━━ Given data
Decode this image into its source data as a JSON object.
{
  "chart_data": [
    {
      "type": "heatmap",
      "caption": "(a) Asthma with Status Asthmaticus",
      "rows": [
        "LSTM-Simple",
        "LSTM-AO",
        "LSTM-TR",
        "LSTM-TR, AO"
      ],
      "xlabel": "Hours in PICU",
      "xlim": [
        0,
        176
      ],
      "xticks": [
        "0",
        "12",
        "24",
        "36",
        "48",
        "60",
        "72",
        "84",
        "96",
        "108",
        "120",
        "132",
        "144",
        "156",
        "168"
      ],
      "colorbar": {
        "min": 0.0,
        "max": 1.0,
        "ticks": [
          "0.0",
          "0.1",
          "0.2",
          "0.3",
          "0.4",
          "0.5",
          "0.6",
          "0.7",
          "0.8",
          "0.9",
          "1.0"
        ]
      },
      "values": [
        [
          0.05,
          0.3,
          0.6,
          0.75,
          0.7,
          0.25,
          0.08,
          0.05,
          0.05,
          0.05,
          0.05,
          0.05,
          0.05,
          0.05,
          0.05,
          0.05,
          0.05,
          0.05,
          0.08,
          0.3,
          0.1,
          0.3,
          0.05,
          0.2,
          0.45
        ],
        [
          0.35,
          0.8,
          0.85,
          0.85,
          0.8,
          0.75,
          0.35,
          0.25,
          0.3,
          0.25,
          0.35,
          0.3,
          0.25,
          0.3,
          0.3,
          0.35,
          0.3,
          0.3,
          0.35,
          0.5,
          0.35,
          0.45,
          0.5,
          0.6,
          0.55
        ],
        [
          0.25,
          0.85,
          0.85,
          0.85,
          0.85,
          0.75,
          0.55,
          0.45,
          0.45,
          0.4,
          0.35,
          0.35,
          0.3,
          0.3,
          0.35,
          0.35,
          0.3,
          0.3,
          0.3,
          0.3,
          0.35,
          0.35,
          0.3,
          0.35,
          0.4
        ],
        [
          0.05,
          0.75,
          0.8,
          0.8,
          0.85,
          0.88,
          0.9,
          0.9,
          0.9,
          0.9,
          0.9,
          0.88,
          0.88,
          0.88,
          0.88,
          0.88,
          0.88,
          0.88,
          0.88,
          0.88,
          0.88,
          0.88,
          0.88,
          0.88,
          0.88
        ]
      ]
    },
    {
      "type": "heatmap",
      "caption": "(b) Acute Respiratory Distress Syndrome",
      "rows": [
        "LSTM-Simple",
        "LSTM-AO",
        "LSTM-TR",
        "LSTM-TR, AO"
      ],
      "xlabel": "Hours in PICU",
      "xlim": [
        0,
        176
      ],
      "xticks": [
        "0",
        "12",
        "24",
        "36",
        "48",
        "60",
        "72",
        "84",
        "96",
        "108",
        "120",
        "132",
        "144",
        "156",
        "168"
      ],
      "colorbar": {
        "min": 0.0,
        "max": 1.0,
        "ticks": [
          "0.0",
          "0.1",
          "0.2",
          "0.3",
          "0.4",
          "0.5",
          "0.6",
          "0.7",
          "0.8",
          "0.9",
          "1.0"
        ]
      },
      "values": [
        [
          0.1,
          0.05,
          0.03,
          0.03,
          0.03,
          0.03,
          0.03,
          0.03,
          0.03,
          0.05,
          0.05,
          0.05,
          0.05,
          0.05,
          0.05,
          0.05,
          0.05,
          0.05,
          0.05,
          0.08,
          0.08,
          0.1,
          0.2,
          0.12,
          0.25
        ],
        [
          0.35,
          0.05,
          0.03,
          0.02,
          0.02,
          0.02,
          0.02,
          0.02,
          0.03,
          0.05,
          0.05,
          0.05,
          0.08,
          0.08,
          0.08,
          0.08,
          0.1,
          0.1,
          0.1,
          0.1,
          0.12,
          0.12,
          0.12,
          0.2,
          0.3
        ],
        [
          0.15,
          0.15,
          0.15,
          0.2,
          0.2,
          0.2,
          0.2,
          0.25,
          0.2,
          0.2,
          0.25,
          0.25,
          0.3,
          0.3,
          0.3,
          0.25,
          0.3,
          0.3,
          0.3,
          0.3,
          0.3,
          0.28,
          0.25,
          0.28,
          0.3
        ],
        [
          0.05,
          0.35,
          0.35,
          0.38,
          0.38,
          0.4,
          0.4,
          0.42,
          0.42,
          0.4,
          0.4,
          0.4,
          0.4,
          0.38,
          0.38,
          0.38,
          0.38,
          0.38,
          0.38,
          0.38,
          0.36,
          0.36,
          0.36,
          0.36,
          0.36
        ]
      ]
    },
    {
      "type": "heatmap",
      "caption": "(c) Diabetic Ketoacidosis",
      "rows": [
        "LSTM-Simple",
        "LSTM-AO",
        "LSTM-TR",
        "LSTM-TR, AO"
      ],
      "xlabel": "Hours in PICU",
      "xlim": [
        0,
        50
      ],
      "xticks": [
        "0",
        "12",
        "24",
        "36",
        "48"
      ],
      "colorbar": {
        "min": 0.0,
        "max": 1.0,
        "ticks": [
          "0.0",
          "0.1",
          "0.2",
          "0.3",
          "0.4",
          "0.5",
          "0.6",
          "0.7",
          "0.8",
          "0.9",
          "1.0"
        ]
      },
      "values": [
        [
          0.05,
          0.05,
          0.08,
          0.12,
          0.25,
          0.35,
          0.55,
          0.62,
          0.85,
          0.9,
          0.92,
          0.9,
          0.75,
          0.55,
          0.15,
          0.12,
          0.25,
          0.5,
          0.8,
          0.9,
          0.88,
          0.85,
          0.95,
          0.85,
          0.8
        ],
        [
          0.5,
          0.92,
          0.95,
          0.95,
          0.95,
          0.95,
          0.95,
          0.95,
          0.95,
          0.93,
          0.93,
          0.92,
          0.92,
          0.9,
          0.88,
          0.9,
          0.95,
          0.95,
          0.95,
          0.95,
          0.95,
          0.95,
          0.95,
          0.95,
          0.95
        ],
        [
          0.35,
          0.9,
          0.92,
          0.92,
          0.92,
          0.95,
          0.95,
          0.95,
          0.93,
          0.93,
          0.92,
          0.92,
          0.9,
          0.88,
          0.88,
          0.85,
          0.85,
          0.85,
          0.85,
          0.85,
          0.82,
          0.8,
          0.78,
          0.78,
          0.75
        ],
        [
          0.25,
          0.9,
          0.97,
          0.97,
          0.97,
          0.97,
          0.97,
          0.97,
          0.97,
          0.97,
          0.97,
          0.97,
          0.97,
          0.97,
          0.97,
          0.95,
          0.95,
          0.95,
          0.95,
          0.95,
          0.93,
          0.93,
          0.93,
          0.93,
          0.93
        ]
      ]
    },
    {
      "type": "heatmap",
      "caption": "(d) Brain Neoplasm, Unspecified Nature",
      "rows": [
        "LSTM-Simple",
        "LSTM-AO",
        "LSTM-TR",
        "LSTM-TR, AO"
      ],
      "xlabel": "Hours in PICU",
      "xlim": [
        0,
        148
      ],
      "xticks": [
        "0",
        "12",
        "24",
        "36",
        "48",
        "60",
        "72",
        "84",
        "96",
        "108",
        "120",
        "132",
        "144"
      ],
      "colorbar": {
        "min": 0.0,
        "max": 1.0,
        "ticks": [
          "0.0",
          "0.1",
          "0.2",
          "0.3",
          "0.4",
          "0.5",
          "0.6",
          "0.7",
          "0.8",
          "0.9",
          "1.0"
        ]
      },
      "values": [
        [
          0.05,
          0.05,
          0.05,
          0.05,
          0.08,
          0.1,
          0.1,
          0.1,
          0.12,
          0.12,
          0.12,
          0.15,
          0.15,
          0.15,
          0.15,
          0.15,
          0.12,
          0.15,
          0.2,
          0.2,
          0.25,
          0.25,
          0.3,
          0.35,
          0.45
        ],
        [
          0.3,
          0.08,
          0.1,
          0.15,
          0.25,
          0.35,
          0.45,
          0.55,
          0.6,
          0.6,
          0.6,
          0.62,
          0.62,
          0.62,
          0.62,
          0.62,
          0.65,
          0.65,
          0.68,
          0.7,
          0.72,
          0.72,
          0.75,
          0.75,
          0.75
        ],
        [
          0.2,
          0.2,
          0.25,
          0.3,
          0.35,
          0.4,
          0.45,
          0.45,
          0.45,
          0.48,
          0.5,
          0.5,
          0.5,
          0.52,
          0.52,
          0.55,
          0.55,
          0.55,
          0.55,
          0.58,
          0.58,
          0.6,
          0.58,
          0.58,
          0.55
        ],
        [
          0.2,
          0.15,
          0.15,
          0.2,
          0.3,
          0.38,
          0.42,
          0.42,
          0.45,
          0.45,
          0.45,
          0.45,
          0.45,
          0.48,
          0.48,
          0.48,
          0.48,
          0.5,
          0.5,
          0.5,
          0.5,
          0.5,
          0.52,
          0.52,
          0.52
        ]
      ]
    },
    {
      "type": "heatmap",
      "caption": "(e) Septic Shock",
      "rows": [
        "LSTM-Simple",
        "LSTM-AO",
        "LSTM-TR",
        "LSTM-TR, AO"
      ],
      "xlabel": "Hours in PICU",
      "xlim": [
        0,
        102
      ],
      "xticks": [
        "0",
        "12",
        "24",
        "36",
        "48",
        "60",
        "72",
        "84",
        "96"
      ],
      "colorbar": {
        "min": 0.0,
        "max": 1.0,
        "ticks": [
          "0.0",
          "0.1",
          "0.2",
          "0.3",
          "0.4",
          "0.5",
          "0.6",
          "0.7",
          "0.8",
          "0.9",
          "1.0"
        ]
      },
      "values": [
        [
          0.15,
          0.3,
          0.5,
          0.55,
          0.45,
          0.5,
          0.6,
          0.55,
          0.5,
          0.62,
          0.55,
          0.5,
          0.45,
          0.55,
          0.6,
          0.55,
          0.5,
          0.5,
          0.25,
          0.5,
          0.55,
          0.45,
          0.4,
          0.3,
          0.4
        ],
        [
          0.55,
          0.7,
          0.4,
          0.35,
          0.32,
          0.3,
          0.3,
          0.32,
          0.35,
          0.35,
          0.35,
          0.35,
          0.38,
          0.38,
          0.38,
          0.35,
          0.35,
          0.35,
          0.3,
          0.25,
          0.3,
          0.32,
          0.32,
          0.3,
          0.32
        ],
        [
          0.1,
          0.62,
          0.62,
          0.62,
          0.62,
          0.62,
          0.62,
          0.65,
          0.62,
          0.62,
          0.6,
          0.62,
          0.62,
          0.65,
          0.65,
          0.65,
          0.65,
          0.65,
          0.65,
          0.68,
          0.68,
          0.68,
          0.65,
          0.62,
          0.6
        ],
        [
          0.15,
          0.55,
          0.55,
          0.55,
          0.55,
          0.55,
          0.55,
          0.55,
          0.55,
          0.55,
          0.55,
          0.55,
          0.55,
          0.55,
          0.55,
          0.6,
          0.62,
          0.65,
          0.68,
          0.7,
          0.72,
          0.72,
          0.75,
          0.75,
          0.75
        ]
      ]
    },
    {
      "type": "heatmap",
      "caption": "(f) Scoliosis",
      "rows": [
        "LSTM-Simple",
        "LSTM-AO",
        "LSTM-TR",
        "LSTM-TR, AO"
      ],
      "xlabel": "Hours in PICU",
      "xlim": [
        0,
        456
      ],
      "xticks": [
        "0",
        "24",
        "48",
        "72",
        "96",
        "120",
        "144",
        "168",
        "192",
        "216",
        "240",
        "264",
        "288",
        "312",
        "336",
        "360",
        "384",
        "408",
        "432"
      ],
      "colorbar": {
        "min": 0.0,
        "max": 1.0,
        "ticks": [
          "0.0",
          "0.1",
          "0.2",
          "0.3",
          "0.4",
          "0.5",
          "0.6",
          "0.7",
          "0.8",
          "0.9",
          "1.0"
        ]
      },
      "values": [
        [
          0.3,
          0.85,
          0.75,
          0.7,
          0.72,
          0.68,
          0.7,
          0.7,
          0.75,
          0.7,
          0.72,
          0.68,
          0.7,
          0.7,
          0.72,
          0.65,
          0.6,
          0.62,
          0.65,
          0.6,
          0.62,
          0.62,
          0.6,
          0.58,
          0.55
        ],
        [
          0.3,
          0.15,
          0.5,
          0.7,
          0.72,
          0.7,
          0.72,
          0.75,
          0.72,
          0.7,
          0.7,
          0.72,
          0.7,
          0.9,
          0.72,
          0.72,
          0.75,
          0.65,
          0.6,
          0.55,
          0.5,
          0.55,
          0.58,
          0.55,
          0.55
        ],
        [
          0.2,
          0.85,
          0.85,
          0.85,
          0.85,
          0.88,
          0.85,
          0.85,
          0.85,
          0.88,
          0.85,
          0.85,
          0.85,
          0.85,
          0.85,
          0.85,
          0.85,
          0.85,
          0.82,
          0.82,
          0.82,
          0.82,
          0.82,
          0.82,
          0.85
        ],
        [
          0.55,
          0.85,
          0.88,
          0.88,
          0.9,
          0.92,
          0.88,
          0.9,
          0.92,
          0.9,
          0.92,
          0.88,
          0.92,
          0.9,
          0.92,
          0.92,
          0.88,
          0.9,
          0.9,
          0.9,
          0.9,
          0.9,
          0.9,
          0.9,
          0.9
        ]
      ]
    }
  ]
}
━━━━
- _Given task_: Sift through the entries and copy every line with "caption".

- _Solution_:
      "caption": "(a) Asthma with Status Asthmaticus",
      "caption": "(b) Acute Respiratory Distress Syndrome",
      "caption": "(c) Diabetic Ketoacidosis",
      "caption": "(d) Brain Neoplasm, Unspecified Nature",
      "caption": "(e) Septic Shock",
      "caption": "(f) Scoliosis",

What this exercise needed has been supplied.